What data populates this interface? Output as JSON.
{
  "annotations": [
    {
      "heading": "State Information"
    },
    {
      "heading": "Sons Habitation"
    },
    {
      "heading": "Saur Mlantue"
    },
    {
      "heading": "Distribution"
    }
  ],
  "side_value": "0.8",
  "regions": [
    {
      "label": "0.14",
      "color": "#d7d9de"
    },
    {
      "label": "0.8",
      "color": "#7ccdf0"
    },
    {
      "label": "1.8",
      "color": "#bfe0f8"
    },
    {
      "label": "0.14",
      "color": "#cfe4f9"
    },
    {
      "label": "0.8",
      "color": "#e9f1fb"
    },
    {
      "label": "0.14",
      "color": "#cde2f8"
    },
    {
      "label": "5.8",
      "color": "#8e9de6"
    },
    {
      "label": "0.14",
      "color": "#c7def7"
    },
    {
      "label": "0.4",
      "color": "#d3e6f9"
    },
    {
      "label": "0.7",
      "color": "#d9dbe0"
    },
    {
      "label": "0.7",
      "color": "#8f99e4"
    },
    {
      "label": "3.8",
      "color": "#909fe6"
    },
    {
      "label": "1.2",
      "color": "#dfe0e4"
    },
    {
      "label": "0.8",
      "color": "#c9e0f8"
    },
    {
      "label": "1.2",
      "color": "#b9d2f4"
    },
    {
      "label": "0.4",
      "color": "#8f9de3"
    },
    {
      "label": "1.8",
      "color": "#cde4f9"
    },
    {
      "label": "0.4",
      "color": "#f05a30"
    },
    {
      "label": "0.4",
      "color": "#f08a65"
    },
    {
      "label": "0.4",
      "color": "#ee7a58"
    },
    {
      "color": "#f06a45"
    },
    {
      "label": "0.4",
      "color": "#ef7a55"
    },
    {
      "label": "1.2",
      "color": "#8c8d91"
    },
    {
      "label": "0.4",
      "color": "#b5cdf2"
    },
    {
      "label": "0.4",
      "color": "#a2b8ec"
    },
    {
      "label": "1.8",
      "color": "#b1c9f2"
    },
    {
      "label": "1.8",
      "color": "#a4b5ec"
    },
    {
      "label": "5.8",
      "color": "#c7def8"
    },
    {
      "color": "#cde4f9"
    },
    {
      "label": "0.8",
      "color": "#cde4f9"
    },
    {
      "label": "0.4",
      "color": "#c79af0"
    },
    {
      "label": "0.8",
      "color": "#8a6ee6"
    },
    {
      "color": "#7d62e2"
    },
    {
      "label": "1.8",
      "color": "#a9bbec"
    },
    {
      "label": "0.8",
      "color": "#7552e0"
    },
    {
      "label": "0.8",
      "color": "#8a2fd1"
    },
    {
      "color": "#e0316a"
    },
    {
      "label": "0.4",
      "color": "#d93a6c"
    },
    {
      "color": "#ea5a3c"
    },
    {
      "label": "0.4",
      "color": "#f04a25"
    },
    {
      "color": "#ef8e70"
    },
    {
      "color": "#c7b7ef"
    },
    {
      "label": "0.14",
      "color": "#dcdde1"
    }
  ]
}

...

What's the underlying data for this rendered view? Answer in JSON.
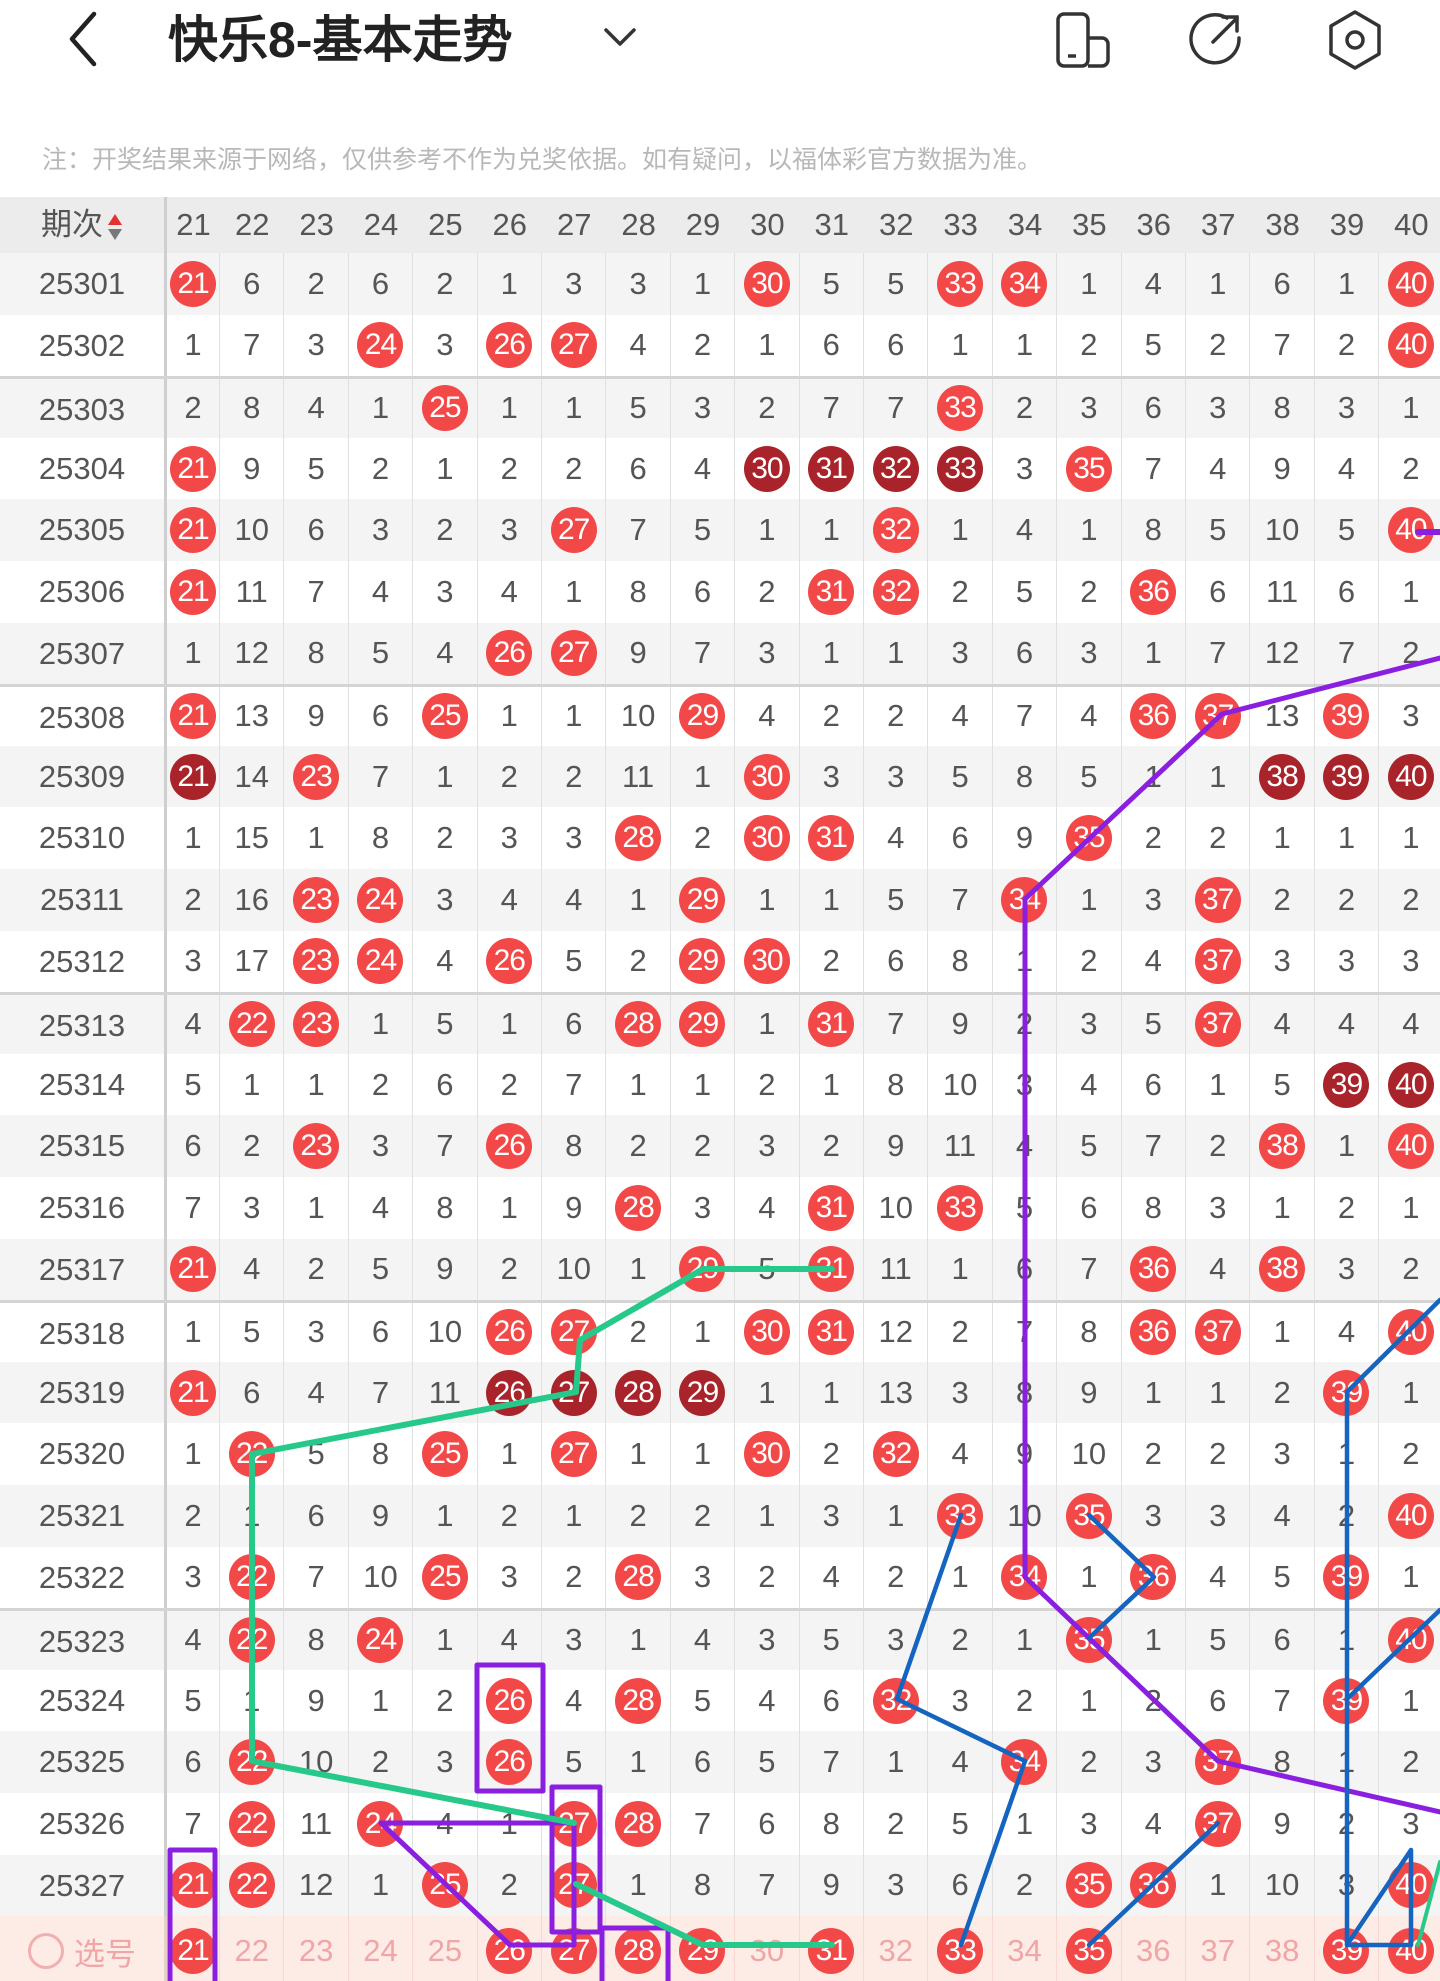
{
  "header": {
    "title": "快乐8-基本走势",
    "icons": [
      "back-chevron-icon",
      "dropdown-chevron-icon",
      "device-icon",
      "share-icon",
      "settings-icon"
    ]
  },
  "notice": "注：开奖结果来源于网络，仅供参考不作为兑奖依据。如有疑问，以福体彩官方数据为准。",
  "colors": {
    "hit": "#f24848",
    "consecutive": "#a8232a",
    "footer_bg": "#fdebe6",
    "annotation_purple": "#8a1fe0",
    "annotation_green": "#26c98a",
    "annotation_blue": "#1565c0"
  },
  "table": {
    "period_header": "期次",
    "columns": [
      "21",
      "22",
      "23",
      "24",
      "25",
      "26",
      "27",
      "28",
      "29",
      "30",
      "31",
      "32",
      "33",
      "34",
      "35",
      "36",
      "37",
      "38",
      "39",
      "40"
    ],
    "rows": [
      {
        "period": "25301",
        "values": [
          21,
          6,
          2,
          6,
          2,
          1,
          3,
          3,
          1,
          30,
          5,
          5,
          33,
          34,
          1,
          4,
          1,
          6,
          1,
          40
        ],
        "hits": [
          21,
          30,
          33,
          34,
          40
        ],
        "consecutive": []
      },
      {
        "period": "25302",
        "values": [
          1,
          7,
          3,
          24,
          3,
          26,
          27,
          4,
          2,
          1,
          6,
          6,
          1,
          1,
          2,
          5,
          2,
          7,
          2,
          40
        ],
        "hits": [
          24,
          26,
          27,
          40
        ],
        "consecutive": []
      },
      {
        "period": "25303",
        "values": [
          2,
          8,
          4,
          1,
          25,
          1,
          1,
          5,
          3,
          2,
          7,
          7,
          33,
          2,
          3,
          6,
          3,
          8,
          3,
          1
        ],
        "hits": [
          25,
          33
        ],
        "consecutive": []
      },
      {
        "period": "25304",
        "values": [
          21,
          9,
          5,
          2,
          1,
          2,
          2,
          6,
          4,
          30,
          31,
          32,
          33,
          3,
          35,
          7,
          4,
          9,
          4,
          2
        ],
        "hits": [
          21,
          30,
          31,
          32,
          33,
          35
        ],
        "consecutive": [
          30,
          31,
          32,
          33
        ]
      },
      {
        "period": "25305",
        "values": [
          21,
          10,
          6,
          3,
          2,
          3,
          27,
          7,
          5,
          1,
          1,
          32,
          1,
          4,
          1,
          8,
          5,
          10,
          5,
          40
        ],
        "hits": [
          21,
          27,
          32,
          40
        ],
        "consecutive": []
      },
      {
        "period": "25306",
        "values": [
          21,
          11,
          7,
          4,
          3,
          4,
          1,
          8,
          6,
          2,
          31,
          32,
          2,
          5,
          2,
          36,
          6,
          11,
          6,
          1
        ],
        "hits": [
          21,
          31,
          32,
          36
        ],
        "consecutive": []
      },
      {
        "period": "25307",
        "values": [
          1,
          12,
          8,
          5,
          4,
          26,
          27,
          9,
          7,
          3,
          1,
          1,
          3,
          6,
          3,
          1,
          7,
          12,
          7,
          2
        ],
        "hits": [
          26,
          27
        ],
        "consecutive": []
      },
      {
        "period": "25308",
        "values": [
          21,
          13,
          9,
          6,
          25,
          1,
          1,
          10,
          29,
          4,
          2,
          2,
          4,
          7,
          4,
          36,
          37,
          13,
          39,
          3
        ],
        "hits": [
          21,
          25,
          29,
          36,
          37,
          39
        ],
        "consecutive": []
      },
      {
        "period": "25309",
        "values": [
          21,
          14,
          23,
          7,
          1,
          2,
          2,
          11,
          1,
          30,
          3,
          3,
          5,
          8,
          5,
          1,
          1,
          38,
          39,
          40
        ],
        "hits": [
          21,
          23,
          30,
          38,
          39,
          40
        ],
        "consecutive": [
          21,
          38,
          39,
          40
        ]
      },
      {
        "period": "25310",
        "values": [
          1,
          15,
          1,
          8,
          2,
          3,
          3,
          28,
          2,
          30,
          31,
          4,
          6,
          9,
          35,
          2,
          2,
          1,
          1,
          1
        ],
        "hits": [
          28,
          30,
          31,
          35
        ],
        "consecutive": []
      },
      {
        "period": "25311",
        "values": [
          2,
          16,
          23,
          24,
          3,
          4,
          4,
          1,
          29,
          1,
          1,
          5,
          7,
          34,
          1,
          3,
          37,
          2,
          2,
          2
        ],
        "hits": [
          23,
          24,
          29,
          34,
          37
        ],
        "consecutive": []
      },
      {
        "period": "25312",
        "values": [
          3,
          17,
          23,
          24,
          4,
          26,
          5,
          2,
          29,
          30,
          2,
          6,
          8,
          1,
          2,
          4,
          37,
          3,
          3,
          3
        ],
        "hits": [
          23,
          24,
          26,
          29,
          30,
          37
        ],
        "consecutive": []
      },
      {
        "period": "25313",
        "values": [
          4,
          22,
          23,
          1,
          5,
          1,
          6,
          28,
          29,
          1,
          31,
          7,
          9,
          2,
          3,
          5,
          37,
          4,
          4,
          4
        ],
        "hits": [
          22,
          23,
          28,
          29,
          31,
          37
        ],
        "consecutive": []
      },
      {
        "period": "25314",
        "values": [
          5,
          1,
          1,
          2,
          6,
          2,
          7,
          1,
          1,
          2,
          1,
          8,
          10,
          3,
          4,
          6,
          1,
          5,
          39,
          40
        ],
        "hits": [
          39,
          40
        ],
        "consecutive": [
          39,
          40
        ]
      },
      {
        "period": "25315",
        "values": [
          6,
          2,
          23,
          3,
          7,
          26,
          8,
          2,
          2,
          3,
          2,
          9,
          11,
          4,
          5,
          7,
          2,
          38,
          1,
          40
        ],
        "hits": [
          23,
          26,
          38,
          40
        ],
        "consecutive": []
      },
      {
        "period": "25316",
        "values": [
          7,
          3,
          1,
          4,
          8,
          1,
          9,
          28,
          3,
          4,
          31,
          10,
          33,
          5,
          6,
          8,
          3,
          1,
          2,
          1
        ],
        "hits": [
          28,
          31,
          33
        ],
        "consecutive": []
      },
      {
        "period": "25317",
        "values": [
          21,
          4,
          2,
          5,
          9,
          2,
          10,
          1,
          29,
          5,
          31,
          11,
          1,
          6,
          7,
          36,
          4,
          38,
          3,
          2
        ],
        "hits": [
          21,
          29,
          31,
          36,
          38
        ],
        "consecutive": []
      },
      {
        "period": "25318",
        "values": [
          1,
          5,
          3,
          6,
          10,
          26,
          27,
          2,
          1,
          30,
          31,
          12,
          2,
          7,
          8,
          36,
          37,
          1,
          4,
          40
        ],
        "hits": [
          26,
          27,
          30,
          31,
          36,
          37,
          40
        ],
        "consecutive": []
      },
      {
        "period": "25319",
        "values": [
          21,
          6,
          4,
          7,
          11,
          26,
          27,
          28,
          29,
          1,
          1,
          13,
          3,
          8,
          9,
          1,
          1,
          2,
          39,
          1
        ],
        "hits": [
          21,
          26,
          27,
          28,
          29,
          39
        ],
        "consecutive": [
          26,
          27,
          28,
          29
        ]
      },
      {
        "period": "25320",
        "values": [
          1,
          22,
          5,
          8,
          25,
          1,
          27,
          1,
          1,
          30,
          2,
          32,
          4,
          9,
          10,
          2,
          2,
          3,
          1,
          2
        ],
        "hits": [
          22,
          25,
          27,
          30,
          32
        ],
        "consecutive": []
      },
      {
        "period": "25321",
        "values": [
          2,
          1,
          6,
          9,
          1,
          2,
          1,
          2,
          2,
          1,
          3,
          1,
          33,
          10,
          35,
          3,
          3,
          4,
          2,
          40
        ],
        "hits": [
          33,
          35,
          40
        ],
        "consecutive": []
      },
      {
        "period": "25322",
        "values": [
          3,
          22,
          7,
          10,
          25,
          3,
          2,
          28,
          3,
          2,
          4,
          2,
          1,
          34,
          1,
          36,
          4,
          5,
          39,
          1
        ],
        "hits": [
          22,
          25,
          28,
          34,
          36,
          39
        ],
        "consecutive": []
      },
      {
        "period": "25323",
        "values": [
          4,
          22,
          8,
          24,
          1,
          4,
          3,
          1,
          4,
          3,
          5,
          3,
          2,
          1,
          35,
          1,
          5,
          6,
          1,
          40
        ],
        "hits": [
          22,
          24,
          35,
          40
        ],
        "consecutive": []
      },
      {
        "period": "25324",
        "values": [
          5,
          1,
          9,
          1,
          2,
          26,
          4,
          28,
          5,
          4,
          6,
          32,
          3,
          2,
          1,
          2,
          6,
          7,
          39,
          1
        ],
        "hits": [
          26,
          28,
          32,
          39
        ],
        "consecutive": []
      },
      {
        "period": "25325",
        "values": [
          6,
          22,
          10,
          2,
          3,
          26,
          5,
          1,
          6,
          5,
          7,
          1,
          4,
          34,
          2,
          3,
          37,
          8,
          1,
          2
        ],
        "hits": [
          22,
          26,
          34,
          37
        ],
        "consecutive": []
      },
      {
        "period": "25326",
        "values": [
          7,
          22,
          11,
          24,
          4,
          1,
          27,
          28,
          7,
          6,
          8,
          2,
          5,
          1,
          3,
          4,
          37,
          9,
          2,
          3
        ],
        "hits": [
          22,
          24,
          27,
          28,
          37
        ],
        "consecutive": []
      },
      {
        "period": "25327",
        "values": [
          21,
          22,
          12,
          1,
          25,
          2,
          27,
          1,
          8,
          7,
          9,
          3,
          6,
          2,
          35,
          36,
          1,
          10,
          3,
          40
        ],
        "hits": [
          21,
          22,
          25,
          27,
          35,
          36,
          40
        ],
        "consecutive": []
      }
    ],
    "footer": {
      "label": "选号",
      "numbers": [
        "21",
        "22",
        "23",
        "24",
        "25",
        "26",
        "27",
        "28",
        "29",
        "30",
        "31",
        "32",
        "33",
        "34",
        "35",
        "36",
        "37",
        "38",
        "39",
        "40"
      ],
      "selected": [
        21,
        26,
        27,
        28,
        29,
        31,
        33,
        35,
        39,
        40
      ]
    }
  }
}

* **What is required**: State how many lines of the records above contain the word "heading", and give only that number.

* **Answer to the task**: 4